LE TUE ISTRUZIONI: Ricopia parola per parola il passo del testo sulle mutilazioni genitali femminili che inizia con "Ma di che cosa" e termina con "e in Australia.".
---------- BRANO DI LETTURA
Last updated on Febbraio 6th, 2021 at 01:28 am
Da qualche giorno, in Sudan, la pratica delle mutilazioni genitali femminili (MGF) è stata dichiarata reato. Chi dovesse praticarla incorrerà nella pena di tre anni di carcere e in una multa.
Ma di che cosa si tratta? Il Parlamento Europeo definisce MGF le «procedure che comportano la rimozione parziale o totale dei genitali esterni femminili o altre lesioni ai genitali femminili per motivi non medici. Di solito vengono eseguite da un circoncisore tradizionale con una lama e senza anestetico».
Il riferimento è a pratiche rituali di tipo religioso o comunque culturali, diffuse su percentuali altissime della popolazione nell’Africa sub-sahariana e in Medioriente, più limitatamente in Asia e in America Latina. I fenomeni migratori, come immaginabile, fanno peraltro registrare casi fra le comunità di immigrati anche in Europa, negli Stati Uniti d’America e in Australia.
--------------------
---------- DATI GREZZI
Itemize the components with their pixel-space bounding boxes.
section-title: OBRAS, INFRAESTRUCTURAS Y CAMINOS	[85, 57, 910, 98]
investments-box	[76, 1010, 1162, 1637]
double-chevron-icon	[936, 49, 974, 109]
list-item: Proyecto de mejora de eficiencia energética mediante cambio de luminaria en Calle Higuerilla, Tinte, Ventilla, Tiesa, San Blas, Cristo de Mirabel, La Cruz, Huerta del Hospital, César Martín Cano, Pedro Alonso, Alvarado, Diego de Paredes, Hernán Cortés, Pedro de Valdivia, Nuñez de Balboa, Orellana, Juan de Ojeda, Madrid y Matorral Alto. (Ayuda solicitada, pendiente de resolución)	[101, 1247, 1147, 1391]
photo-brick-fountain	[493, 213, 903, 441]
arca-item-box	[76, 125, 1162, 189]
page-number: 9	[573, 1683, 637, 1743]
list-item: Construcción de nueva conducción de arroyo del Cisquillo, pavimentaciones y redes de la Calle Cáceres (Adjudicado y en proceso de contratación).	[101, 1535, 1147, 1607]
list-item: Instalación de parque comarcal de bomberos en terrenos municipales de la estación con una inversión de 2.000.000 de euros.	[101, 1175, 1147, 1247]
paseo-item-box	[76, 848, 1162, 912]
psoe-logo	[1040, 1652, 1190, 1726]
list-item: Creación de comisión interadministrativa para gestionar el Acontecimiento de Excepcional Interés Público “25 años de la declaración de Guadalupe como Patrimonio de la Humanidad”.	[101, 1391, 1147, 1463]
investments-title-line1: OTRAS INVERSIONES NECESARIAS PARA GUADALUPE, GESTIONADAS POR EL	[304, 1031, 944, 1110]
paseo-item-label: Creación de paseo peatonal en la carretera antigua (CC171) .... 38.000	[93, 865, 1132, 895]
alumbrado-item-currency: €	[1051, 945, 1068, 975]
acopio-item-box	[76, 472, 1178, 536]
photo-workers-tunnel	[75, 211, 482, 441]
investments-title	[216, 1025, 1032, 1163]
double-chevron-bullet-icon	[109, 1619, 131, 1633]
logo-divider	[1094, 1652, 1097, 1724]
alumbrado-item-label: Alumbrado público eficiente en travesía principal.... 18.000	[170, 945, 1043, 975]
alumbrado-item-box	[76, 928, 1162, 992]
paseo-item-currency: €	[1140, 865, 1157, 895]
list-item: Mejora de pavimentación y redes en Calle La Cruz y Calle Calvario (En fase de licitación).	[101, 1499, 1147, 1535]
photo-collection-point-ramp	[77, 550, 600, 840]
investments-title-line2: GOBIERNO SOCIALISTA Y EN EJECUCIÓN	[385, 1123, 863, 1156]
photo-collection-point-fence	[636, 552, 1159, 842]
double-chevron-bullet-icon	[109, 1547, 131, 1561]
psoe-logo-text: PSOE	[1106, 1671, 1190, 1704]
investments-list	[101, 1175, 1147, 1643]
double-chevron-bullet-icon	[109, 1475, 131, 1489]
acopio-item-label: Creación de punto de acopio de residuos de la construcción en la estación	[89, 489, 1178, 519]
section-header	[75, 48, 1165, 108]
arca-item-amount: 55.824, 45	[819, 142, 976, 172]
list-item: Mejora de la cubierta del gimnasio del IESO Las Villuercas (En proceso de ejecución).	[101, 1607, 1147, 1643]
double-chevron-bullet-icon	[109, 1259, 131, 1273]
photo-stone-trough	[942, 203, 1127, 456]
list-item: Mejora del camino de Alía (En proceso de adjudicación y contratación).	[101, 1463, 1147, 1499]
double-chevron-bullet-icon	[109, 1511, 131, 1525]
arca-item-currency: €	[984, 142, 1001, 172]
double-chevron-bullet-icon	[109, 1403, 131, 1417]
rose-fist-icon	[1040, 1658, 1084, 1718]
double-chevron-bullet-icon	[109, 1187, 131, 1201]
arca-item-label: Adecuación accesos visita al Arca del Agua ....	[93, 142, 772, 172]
--------------------
SOLUZIONE DELL'ESERCIZIO:
Ma di che cosa si tratta? Il Parlamento Europeo definisce MGF le «procedure che comportano la rimozione parziale o totale dei genitali esterni femminili o altre lesioni ai genitali femminili per motivi non medici. Di solito vengono eseguite da un circoncisore tradizionale con una lama e senza anestetico».
Il riferimento è a pratiche rituali di tipo religioso o comunque culturali, diffuse su percentuali altissime della popolazione nell’Africa sub-sahariana e in Medioriente, più limitatamente in Asia e in America Latina. I fenomeni migratori, come immaginabile, fanno peraltro registrare casi fra le comunità di immigrati anche in Europa, negli Stati Uniti d’America e in Australia.